Source =>
------------

Birth of President Theodore Roosevelt
1858

The twenty-sixth president and the youngest man to ever become such (he was 42, Kennedy was 43), Theodore Roosevelt may well have represented the finest combination of Americanism, personal courage, respect for the common citizen, and willingness to follow the moral right regardless of political pressures, of any president this nation has seen since its post-revolutionary days.

Born into a wealthy family in New York City on October 27, 1858, Teddy Roosevelt was a sickly, asthmatic child who overcame his disability by pursuing a strenuous outdoor lifestyle, a love that followed him all his life.

Roosevelt graduated with honors from Harvard in 1880, and attended Columbia Law School. Despite the odium that the wealthy class placed on politics as a career, he became the youngest member of the New York legislature in 1881. By 1884 he was the leader of the minority Republicans but, through his outspoken and independent notions, was well on the way to alienating many of the Party's powerful.

After the death of both his mother and his first wife Alice on the same day in 1884, Roosevelt left politics and headed west, establishing a cattle ranch in North Dakota, and enjoying life as a cowboy of sorts. After two years, he returned east and, engaged in 1886 to Edith Kermit Carow, ran for mayor of New York and lost. Disappointed with politics, he and Edith married and set up housekeeping in Teddy's new house on Sagamore Hill, in Oyster Bay, NY.

------------

Element location data =>

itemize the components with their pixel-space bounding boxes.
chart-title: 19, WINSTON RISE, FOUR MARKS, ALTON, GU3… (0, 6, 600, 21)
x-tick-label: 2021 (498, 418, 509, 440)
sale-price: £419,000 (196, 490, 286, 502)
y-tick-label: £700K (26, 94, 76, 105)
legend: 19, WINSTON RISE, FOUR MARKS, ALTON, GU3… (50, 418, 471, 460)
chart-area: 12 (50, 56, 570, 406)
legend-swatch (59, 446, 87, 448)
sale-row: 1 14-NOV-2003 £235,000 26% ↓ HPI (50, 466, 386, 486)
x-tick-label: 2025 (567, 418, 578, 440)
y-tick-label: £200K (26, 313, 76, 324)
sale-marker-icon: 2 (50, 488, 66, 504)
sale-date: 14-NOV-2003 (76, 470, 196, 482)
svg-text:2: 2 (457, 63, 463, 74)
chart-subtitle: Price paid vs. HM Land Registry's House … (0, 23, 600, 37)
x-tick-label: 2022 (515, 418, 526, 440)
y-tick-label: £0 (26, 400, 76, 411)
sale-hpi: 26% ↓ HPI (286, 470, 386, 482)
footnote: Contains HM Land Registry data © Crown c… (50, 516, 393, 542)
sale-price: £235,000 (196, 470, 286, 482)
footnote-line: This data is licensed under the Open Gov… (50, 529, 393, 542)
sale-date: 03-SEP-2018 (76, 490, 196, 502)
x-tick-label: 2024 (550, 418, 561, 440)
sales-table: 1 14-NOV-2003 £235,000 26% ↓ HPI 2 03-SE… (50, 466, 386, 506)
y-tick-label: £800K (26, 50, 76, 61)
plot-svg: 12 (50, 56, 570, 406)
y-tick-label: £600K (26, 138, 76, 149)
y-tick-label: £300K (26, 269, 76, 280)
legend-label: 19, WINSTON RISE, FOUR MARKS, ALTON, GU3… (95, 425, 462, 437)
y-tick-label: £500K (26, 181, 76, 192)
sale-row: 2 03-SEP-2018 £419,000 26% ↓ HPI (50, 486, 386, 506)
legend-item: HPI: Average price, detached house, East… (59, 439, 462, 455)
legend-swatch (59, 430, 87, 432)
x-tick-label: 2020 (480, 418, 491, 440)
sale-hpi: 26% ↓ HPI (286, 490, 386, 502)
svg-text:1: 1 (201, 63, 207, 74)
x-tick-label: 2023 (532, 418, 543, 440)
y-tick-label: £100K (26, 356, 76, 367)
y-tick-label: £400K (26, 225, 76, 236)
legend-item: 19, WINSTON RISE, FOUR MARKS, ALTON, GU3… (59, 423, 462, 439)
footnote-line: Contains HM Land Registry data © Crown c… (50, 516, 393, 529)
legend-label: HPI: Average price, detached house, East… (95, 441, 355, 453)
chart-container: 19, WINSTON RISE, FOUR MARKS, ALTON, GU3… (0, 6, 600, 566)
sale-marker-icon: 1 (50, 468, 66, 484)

------------

Task requirements =>
1. Condense the paragraph of the Roosevelt text beginning "Roosevelt graduated with honors" into a short list of its main facts.
2. Starting with the first line of the records and continuing through the line containing "sale-row: 1 14-NOV-2003", replace "sale-price" with "price-paid", and write out only those lines.

Task results =>
1.
- Graduated with honors from Harvard in 1880 and attended Columbia Law School.
- Entered politics despite the wealthy class's scorn for it as a career, becoming the youngest member of the New York legislature in 1881.
- By 1884 led the minority Republicans, though his outspoken, independent views were alienating many of the Party's powerful figures.

2.
itemize the components with their pixel-space bounding boxes.
chart-title: 19, WINSTON RISE, FOUR MARKS, ALTON, GU3… (0, 6, 600, 21)
x-tick-label: 2021 (498, 418, 509, 440)
price-paid: £419,000 (196, 490, 286, 502)
y-tick-label: £700K (26, 94, 76, 105)
legend: 19, WINSTON RISE, FOUR MARKS, ALTON, GU3… (50, 418, 471, 460)
chart-area: 12 (50, 56, 570, 406)
legend-swatch (59, 446, 87, 448)
sale-row: 1 14-NOV-2003 £235,000 26% ↓ HPI (50, 466, 386, 486)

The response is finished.